[Figure dataset records]
>>>>>

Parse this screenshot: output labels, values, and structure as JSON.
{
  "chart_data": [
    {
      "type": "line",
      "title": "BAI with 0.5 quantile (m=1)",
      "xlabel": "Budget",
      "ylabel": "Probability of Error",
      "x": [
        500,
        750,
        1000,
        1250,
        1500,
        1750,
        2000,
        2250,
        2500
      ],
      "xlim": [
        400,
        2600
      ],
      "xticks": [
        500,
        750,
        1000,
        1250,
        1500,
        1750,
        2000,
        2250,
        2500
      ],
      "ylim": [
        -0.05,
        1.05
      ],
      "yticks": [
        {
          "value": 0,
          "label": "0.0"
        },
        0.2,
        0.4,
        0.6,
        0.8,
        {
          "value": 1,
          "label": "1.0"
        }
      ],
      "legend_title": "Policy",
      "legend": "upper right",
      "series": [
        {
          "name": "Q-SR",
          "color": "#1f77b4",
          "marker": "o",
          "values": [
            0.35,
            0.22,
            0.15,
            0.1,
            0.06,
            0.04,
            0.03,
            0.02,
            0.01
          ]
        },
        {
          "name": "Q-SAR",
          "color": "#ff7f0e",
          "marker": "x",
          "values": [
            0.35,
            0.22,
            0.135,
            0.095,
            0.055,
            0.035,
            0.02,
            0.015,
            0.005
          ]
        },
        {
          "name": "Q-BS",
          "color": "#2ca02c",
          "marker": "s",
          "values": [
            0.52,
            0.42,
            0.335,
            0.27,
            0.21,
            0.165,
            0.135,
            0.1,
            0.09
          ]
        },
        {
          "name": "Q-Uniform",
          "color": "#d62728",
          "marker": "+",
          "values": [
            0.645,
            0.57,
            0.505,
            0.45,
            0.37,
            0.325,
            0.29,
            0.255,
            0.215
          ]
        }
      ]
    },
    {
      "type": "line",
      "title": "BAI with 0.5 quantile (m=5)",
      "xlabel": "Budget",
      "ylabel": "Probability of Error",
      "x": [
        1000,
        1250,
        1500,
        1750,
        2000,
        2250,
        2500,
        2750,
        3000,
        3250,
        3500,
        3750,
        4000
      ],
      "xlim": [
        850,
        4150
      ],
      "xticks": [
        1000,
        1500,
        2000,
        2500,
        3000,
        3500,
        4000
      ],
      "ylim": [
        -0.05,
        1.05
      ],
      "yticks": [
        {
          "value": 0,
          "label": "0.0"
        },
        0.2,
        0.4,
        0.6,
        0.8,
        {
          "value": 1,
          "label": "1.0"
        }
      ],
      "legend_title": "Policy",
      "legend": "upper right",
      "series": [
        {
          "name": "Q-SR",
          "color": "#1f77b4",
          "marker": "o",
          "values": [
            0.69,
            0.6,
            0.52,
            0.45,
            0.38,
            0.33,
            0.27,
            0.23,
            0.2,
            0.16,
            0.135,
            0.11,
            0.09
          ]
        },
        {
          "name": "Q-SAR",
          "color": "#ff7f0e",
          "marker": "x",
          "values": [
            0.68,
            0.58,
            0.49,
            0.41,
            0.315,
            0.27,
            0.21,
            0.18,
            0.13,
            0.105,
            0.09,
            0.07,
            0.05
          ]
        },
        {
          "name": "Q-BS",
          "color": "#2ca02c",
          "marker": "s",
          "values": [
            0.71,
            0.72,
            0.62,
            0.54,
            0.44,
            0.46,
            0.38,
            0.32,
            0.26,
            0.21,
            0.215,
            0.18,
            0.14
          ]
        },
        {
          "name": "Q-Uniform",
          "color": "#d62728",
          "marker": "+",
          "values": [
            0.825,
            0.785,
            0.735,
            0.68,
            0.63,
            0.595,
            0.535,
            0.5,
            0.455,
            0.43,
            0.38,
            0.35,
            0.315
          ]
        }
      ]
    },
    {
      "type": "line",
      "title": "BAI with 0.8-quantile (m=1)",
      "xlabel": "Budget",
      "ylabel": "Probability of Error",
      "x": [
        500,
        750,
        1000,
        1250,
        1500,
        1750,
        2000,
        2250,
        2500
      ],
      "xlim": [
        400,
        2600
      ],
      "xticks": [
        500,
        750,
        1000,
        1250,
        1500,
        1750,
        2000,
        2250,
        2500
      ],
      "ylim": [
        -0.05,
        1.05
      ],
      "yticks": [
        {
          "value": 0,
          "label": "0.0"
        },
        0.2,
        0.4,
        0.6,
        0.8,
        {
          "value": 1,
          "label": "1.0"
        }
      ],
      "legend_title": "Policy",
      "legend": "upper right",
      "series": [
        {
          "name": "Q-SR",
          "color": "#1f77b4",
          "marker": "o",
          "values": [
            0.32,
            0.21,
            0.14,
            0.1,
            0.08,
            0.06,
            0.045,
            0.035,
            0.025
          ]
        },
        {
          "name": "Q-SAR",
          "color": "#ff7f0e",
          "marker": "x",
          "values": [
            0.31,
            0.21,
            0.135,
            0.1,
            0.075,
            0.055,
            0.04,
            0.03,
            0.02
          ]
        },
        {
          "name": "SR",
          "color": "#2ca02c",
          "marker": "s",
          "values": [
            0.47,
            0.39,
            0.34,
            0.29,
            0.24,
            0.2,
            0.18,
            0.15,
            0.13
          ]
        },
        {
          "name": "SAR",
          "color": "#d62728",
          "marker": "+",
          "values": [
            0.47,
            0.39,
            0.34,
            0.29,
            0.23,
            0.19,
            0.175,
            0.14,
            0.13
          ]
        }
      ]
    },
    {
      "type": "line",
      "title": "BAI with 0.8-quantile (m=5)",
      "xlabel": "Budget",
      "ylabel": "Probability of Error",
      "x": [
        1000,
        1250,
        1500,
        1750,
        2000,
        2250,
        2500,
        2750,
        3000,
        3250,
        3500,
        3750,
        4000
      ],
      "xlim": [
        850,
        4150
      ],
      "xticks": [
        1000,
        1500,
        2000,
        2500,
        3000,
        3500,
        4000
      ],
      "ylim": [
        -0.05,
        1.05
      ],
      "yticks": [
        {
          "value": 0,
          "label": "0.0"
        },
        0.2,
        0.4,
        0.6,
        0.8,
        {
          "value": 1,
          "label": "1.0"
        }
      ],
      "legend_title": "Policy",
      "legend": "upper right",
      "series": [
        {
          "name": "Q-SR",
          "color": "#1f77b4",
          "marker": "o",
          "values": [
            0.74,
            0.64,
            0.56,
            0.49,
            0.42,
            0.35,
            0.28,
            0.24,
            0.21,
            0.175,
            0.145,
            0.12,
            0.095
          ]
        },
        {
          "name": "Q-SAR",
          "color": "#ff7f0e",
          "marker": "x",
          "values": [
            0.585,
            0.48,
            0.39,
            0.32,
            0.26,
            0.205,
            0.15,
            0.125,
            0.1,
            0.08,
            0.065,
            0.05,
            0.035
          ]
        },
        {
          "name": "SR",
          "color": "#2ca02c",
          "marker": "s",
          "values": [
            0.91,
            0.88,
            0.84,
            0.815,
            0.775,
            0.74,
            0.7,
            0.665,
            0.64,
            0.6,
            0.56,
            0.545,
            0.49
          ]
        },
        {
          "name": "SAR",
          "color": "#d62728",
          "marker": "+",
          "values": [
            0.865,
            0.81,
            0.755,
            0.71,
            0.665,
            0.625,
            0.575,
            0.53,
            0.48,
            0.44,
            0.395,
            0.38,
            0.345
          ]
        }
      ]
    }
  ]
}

<<<<<
>>>>>

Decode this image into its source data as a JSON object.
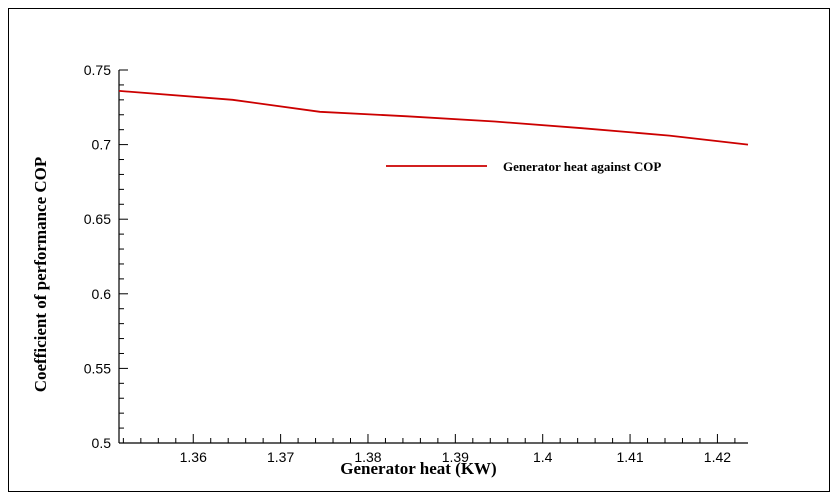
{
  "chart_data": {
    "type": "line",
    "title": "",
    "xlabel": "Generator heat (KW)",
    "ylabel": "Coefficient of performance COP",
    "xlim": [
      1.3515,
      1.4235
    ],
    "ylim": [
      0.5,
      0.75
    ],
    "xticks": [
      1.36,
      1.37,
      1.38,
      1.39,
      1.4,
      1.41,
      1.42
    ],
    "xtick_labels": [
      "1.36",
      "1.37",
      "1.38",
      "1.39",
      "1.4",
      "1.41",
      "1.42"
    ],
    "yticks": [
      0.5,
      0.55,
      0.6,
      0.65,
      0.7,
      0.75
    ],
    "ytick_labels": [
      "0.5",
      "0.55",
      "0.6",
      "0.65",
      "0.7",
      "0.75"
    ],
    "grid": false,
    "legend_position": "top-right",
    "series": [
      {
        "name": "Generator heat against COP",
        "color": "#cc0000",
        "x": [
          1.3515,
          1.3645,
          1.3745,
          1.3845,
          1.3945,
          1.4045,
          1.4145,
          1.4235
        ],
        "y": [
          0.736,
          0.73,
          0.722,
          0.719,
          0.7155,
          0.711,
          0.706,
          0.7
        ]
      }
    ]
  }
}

<<<<<

Check every line of the entries above for the word "quantile" and report how many lines contain it, giving the number only.

4